Records supplied:
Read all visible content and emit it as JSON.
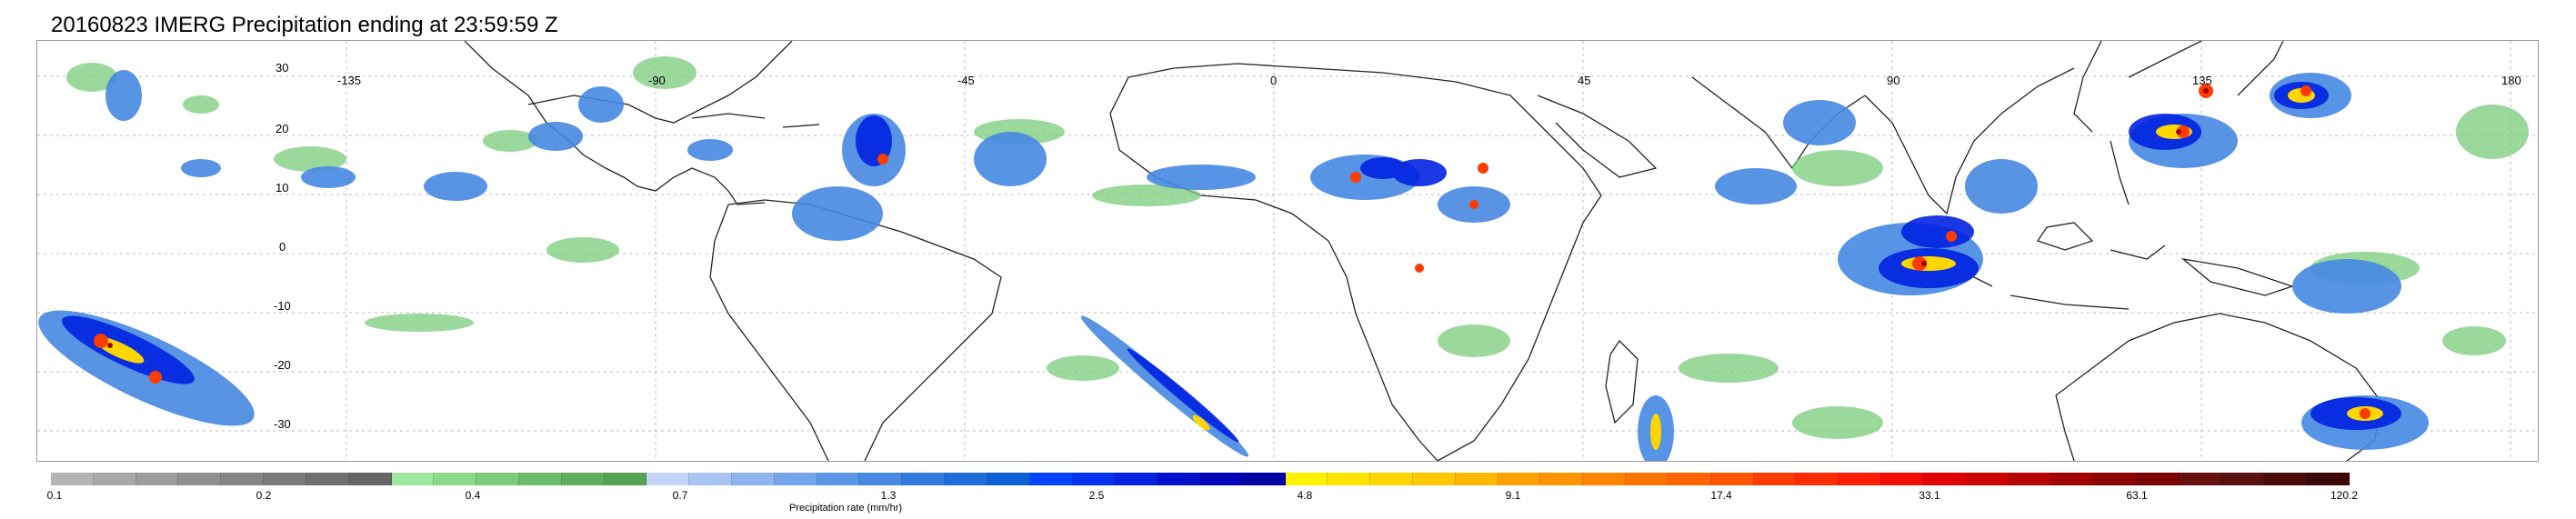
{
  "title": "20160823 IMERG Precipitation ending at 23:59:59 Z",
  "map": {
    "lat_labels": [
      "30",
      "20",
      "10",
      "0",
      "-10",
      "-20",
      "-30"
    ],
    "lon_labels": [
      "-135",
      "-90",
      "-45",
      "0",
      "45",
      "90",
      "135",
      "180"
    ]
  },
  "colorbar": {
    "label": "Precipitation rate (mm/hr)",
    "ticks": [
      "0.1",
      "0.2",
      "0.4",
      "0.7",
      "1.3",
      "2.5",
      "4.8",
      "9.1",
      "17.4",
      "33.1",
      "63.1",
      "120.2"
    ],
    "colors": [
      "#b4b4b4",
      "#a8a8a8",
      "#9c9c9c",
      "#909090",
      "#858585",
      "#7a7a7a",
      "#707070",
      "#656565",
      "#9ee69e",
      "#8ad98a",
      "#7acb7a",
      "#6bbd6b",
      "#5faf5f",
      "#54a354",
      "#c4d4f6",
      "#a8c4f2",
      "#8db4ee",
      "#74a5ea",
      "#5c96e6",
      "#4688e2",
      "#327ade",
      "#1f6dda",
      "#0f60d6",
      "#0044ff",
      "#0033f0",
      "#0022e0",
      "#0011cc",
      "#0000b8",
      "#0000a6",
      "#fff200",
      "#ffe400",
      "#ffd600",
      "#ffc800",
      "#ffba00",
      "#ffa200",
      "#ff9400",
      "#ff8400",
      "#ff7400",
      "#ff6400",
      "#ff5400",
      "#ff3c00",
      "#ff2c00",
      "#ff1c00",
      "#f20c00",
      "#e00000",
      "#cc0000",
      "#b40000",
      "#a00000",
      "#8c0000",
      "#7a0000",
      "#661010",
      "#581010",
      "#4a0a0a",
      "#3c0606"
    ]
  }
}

Exercise prompt: Copy each line containing the word "Precipitation" from the data.

Answer in full:
  "title": "20160823 IMERG Precipitation ending at 23:59:59 Z",
    "label": "Precipitation rate (mm/hr)",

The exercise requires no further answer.